Items from a figure collection:
╔══

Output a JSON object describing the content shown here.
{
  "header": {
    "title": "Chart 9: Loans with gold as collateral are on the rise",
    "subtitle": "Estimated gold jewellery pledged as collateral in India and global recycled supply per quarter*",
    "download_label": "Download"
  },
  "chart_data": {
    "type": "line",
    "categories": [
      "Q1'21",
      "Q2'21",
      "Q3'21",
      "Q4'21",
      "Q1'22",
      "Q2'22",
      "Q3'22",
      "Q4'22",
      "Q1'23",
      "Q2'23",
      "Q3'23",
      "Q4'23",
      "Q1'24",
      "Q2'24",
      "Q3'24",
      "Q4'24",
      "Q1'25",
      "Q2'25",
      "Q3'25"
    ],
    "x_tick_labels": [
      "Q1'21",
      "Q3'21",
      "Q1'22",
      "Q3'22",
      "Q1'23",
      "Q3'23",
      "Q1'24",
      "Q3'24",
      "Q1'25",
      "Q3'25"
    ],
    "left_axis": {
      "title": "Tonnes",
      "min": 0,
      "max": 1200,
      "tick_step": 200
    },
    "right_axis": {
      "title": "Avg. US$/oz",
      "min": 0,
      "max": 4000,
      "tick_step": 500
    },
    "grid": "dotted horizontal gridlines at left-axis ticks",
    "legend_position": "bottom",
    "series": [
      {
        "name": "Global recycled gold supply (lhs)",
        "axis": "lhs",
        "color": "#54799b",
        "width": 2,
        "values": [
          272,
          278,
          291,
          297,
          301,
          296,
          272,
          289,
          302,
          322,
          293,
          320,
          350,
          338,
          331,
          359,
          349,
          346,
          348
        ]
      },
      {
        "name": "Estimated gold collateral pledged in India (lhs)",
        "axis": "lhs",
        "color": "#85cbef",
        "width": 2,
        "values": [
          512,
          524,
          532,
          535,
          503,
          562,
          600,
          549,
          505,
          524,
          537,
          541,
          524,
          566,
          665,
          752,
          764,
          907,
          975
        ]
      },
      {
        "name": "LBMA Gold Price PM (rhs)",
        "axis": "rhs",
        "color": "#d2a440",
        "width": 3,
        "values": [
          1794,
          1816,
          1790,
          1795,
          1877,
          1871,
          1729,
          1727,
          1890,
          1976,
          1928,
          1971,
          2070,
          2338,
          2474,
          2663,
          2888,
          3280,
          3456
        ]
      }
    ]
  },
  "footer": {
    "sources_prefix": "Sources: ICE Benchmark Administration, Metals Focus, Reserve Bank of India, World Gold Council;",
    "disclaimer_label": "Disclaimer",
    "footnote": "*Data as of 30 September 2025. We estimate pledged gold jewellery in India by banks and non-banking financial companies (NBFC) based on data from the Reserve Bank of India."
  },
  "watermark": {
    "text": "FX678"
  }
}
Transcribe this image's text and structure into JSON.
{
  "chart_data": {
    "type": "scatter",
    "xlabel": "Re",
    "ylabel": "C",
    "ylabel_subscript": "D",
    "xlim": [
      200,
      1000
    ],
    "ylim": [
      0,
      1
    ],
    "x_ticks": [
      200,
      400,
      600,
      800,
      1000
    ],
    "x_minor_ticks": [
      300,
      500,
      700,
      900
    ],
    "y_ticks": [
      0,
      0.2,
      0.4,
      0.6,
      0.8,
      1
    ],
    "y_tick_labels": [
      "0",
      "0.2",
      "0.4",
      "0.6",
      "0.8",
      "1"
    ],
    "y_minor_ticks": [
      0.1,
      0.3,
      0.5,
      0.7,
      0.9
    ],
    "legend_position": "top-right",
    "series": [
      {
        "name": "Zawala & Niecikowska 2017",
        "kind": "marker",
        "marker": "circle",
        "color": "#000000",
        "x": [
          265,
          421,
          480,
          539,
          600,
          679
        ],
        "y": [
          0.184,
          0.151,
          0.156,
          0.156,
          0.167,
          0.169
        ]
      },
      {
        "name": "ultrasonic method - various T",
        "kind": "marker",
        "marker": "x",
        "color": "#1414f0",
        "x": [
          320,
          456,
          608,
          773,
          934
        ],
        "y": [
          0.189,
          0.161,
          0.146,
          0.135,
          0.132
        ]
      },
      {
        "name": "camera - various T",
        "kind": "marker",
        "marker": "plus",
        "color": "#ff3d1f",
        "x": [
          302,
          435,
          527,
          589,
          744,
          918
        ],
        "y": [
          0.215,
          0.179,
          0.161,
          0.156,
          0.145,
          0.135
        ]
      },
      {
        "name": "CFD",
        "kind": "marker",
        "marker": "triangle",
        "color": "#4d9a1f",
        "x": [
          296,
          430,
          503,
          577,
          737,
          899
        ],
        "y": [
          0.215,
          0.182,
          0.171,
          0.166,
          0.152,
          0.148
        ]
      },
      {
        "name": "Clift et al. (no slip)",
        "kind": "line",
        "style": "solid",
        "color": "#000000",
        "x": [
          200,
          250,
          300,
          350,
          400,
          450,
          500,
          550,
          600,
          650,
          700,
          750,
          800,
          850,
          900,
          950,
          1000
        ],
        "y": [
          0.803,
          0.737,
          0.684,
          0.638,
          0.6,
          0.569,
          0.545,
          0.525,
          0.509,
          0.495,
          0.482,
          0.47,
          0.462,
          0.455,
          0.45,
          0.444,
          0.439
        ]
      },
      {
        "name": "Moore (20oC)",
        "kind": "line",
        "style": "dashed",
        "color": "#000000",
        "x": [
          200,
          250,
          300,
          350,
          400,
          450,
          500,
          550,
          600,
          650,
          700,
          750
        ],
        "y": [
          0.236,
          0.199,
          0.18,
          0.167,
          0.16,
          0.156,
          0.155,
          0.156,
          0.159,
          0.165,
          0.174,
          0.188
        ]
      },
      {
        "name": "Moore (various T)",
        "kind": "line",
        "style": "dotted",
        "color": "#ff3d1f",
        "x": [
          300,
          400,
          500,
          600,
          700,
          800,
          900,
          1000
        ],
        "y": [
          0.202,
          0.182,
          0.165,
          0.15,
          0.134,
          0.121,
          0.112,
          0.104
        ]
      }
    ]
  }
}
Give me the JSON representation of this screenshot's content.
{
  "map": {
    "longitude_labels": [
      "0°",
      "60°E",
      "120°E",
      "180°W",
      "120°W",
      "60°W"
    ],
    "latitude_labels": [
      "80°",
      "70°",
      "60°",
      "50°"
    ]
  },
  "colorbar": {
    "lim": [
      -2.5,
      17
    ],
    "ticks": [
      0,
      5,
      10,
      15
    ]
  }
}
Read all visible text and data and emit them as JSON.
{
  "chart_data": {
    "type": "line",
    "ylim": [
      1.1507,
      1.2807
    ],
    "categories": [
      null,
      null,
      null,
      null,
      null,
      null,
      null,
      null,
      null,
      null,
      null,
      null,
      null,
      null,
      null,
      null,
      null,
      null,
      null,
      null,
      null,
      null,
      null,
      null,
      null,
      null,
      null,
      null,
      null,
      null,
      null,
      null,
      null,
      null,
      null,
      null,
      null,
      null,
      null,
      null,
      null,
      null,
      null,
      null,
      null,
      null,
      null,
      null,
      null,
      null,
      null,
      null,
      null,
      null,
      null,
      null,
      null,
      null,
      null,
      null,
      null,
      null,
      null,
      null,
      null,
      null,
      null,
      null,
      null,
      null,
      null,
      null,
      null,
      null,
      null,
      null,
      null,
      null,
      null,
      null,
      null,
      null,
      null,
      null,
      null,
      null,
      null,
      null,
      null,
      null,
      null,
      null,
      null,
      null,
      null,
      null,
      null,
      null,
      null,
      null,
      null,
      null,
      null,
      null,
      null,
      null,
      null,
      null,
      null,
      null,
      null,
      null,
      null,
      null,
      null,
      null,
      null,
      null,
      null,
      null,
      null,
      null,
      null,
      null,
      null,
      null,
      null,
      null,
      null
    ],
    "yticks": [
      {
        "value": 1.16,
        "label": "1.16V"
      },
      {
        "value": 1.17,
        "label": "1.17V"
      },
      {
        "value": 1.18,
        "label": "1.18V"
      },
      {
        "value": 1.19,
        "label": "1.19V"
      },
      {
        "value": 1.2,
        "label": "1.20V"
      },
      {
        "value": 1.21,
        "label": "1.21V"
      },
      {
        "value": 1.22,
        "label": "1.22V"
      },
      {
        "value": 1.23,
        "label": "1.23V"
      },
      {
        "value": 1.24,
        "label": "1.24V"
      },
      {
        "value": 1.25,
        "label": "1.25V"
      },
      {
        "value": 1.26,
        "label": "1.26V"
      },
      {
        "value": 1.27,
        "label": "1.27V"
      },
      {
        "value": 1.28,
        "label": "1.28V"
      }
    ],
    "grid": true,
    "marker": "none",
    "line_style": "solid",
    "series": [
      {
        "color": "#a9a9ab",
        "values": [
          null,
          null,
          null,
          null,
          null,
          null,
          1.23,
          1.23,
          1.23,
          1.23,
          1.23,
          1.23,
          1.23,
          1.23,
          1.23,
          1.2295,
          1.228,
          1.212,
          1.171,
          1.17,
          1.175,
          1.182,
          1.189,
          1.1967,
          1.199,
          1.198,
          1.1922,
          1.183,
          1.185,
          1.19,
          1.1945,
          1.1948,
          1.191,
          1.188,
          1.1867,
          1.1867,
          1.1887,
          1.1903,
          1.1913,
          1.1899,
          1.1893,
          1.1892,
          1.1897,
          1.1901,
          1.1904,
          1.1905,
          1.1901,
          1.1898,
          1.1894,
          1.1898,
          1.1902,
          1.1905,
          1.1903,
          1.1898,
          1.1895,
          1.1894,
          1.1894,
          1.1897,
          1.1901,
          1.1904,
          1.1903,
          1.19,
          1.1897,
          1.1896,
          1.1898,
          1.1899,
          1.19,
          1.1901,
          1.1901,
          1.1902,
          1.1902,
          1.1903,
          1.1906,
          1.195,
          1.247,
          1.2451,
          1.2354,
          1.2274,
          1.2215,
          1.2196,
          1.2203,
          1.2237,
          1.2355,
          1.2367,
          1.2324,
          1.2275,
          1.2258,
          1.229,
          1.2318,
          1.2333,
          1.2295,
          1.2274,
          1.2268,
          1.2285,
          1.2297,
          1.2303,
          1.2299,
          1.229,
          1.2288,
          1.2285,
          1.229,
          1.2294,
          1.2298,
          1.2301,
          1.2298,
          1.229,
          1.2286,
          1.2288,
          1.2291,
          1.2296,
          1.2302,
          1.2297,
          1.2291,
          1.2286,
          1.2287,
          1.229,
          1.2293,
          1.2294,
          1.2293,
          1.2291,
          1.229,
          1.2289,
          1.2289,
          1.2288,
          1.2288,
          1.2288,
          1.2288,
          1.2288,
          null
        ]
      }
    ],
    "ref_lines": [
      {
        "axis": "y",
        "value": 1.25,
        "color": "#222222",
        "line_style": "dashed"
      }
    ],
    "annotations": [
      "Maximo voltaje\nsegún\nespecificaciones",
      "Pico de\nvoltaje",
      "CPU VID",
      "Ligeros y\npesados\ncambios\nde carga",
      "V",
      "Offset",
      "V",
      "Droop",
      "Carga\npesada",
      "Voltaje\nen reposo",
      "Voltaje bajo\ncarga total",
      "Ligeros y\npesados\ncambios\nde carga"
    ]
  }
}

╚══

**Instructions to follow**
Take every line containing the word "Ligeros" and copy it.

**Answer to the task**
      "Ligeros y\npesados\ncambios\nde carga",
      "Ligeros y\npesados\ncambios\nde carga"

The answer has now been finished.